═════ GIVEN ENTRIES

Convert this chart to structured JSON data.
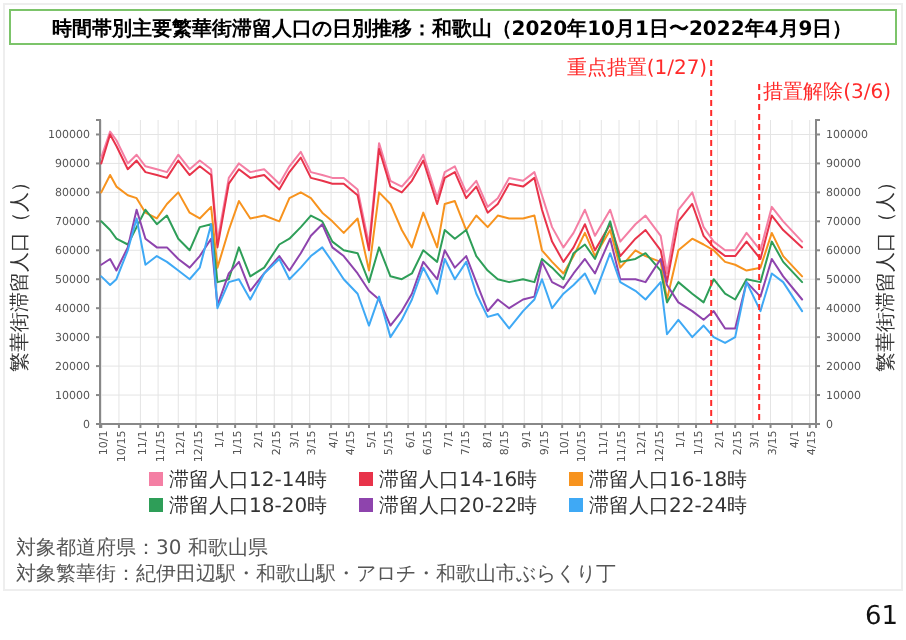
{
  "chart_data": {
    "type": "line",
    "title": "時間帯別主要繁華街滞留人口の日別推移：和歌山（2020年10月1日〜2022年4月9日）",
    "ylabel": "繁華街滞留人口（人）",
    "y2label": "繁華街滞留人口（人）",
    "x": [
      "2020-10-01",
      "2020-10-08",
      "2020-10-13",
      "2020-10-22",
      "2020-10-29",
      "2020-11-05",
      "2020-11-14",
      "2020-11-22",
      "2020-12-01",
      "2020-12-10",
      "2020-12-18",
      "2020-12-27",
      "2021-01-01",
      "2021-01-10",
      "2021-01-18",
      "2021-01-27",
      "2021-02-07",
      "2021-02-19",
      "2021-02-27",
      "2021-03-08",
      "2021-03-16",
      "2021-03-25",
      "2021-04-02",
      "2021-04-11",
      "2021-04-22",
      "2021-05-01",
      "2021-05-09",
      "2021-05-18",
      "2021-05-27",
      "2021-06-04",
      "2021-06-13",
      "2021-06-24",
      "2021-06-30",
      "2021-07-08",
      "2021-07-17",
      "2021-07-25",
      "2021-08-03",
      "2021-08-11",
      "2021-08-20",
      "2021-08-31",
      "2021-09-09",
      "2021-09-15",
      "2021-09-23",
      "2021-10-02",
      "2021-10-10",
      "2021-10-19",
      "2021-10-27",
      "2021-11-08",
      "2021-11-16",
      "2021-11-28",
      "2021-12-06",
      "2021-12-18",
      "2021-12-23",
      "2022-01-01",
      "2022-01-12",
      "2022-01-21",
      "2022-01-29",
      "2022-02-07",
      "2022-02-15",
      "2022-02-24",
      "2022-03-07",
      "2022-03-16",
      "2022-03-25",
      "2022-04-09"
    ],
    "xlim": [
      "2020-09-30",
      "2022-04-20"
    ],
    "xticks": [
      {
        "value": "2020-10-01",
        "label": "10/1"
      },
      {
        "value": "2020-10-15",
        "label": "10/15"
      },
      {
        "value": "2020-11-01",
        "label": "11/1"
      },
      {
        "value": "2020-11-15",
        "label": "11/15"
      },
      {
        "value": "2020-12-01",
        "label": "12/1"
      },
      {
        "value": "2020-12-15",
        "label": "12/15"
      },
      {
        "value": "2021-01-01",
        "label": "1/1"
      },
      {
        "value": "2021-01-15",
        "label": "1/15"
      },
      {
        "value": "2021-02-01",
        "label": "2/1"
      },
      {
        "value": "2021-02-15",
        "label": "2/15"
      },
      {
        "value": "2021-03-01",
        "label": "3/1"
      },
      {
        "value": "2021-03-15",
        "label": "3/15"
      },
      {
        "value": "2021-04-01",
        "label": "4/1"
      },
      {
        "value": "2021-04-15",
        "label": "4/15"
      },
      {
        "value": "2021-05-01",
        "label": "5/1"
      },
      {
        "value": "2021-05-15",
        "label": "5/15"
      },
      {
        "value": "2021-06-01",
        "label": "6/1"
      },
      {
        "value": "2021-06-15",
        "label": "6/15"
      },
      {
        "value": "2021-07-01",
        "label": "7/1"
      },
      {
        "value": "2021-07-15",
        "label": "7/15"
      },
      {
        "value": "2021-08-01",
        "label": "8/1"
      },
      {
        "value": "2021-08-15",
        "label": "8/15"
      },
      {
        "value": "2021-09-01",
        "label": "9/1"
      },
      {
        "value": "2021-09-15",
        "label": "9/15"
      },
      {
        "value": "2021-10-01",
        "label": "10/1"
      },
      {
        "value": "2021-10-15",
        "label": "10/15"
      },
      {
        "value": "2021-11-01",
        "label": "11/1"
      },
      {
        "value": "2021-11-15",
        "label": "11/15"
      },
      {
        "value": "2021-12-01",
        "label": "12/1"
      },
      {
        "value": "2021-12-15",
        "label": "12/15"
      },
      {
        "value": "2022-01-01",
        "label": "1/1"
      },
      {
        "value": "2022-01-15",
        "label": "1/15"
      },
      {
        "value": "2022-02-01",
        "label": "2/1"
      },
      {
        "value": "2022-02-15",
        "label": "2/15"
      },
      {
        "value": "2022-03-01",
        "label": "3/1"
      },
      {
        "value": "2022-03-15",
        "label": "3/15"
      },
      {
        "value": "2022-04-01",
        "label": "4/1"
      },
      {
        "value": "2022-04-15",
        "label": "4/15"
      }
    ],
    "ylim": [
      0,
      105000
    ],
    "yticks": [
      0,
      10000,
      20000,
      30000,
      40000,
      50000,
      60000,
      70000,
      80000,
      90000,
      100000
    ],
    "y2lim": [
      0,
      105000
    ],
    "y2ticks": [
      0,
      10000,
      20000,
      30000,
      40000,
      50000,
      60000,
      70000,
      80000,
      90000,
      100000
    ],
    "grid": true,
    "legend": "bottom",
    "line_style": "solid",
    "series": [
      {
        "name": "滞留人口12-14時",
        "color": "#f47fa4",
        "values": [
          92000,
          101000,
          98000,
          90000,
          93000,
          89000,
          88000,
          87000,
          93000,
          88000,
          91000,
          88000,
          63000,
          85000,
          90000,
          87000,
          88000,
          83000,
          89000,
          94000,
          87000,
          86000,
          85000,
          85000,
          81000,
          62000,
          97000,
          84000,
          82000,
          86000,
          93000,
          78000,
          87000,
          89000,
          80000,
          84000,
          75000,
          78000,
          85000,
          84000,
          87000,
          79000,
          68000,
          61000,
          66000,
          74000,
          65000,
          74000,
          63000,
          69000,
          72000,
          65000,
          52000,
          74000,
          80000,
          68000,
          63000,
          60000,
          60000,
          66000,
          60000,
          75000,
          70000,
          63000
        ]
      },
      {
        "name": "滞留人口14-16時",
        "color": "#e8334a",
        "values": [
          90000,
          100000,
          96000,
          88000,
          91000,
          87000,
          86000,
          85000,
          91000,
          86000,
          89000,
          86000,
          61000,
          83000,
          88000,
          85000,
          86000,
          81000,
          87000,
          92000,
          85000,
          84000,
          83000,
          83000,
          79000,
          60000,
          95000,
          82000,
          80000,
          84000,
          91000,
          76000,
          85000,
          87000,
          78000,
          82000,
          73000,
          76000,
          83000,
          82000,
          85000,
          74000,
          63000,
          56000,
          61000,
          69000,
          60000,
          69000,
          58000,
          64000,
          67000,
          60000,
          49000,
          70000,
          76000,
          65000,
          61000,
          58000,
          58000,
          63000,
          57000,
          72000,
          67000,
          61000
        ]
      },
      {
        "name": "滞留人口16-18時",
        "color": "#f7931e",
        "values": [
          80000,
          86000,
          82000,
          79000,
          78000,
          73000,
          71000,
          76000,
          80000,
          73000,
          71000,
          75000,
          54000,
          67000,
          77000,
          71000,
          72000,
          70000,
          78000,
          80000,
          78000,
          73000,
          70000,
          66000,
          71000,
          53000,
          80000,
          76000,
          67000,
          61000,
          73000,
          61000,
          76000,
          77000,
          67000,
          72000,
          68000,
          72000,
          71000,
          71000,
          72000,
          60000,
          56000,
          52000,
          58000,
          66000,
          58000,
          67000,
          54000,
          60000,
          58000,
          56000,
          43000,
          60000,
          64000,
          62000,
          60000,
          56000,
          55000,
          53000,
          54000,
          66000,
          58000,
          51000
        ]
      },
      {
        "name": "滞留人口18-20時",
        "color": "#2e9e58",
        "values": [
          70000,
          67000,
          64000,
          62000,
          68000,
          74000,
          69000,
          72000,
          64000,
          60000,
          68000,
          69000,
          49000,
          50000,
          61000,
          51000,
          54000,
          62000,
          64000,
          68000,
          72000,
          70000,
          63000,
          60000,
          59000,
          49000,
          61000,
          51000,
          50000,
          52000,
          60000,
          56000,
          67000,
          64000,
          67000,
          58000,
          53000,
          50000,
          49000,
          50000,
          49000,
          57000,
          54000,
          50000,
          59000,
          62000,
          57000,
          70000,
          56000,
          57000,
          59000,
          53000,
          42000,
          49000,
          45000,
          42000,
          50000,
          45000,
          43000,
          50000,
          49000,
          63000,
          56000,
          49000
        ]
      },
      {
        "name": "滞留人口20-22時",
        "color": "#8e44ad",
        "values": [
          55000,
          57000,
          53000,
          61000,
          74000,
          64000,
          61000,
          61000,
          57000,
          54000,
          58000,
          64000,
          41000,
          52000,
          56000,
          46000,
          52000,
          58000,
          53000,
          59000,
          65000,
          69000,
          61000,
          58000,
          52000,
          46000,
          43000,
          34000,
          39000,
          45000,
          56000,
          50000,
          60000,
          54000,
          58000,
          49000,
          39000,
          43000,
          40000,
          43000,
          44000,
          56000,
          49000,
          47000,
          52000,
          57000,
          52000,
          64000,
          50000,
          50000,
          49000,
          57000,
          48000,
          42000,
          39000,
          36000,
          39000,
          33000,
          33000,
          49000,
          44000,
          57000,
          51000,
          43000
        ]
      },
      {
        "name": "滞留人口22-24時",
        "color": "#3fa9f5",
        "values": [
          51000,
          48000,
          50000,
          60000,
          71000,
          55000,
          58000,
          56000,
          53000,
          50000,
          54000,
          69000,
          40000,
          49000,
          50000,
          43000,
          52000,
          57000,
          50000,
          54000,
          58000,
          61000,
          56000,
          50000,
          45000,
          34000,
          44000,
          30000,
          36000,
          43000,
          54000,
          45000,
          57000,
          50000,
          56000,
          45000,
          37000,
          38000,
          33000,
          39000,
          43000,
          50000,
          40000,
          45000,
          48000,
          52000,
          45000,
          59000,
          49000,
          46000,
          43000,
          49000,
          31000,
          36000,
          30000,
          34000,
          30000,
          28000,
          30000,
          49000,
          39000,
          52000,
          49000,
          39000
        ]
      }
    ],
    "ref_lines": [
      {
        "axis": "x",
        "value": "2022-01-27",
        "label": "重点措置(1/27)",
        "color": "#ff2a2a",
        "line_style": "dashed"
      },
      {
        "axis": "x",
        "value": "2022-03-06",
        "label": "措置解除(3/6)",
        "color": "#ff2a2a",
        "line_style": "dashed"
      }
    ],
    "annotations": [
      "対象都道府県：30 和歌山県",
      "対象繁華街：紀伊田辺駅・和歌山駅・アロチ・和歌山市ぶらくり丁",
      "61"
    ]
  }
}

══════════

THE REQUEST:
From the listing, copy every line where the string "name" appears.

FULL OUTPUT:
        "name": "滞留人口12-14時",
        "name": "滞留人口14-16時",
        "name": "滞留人口16-18時",
        "name": "滞留人口18-20時",
        "name": "滞留人口20-22時",
        "name": "滞留人口22-24時",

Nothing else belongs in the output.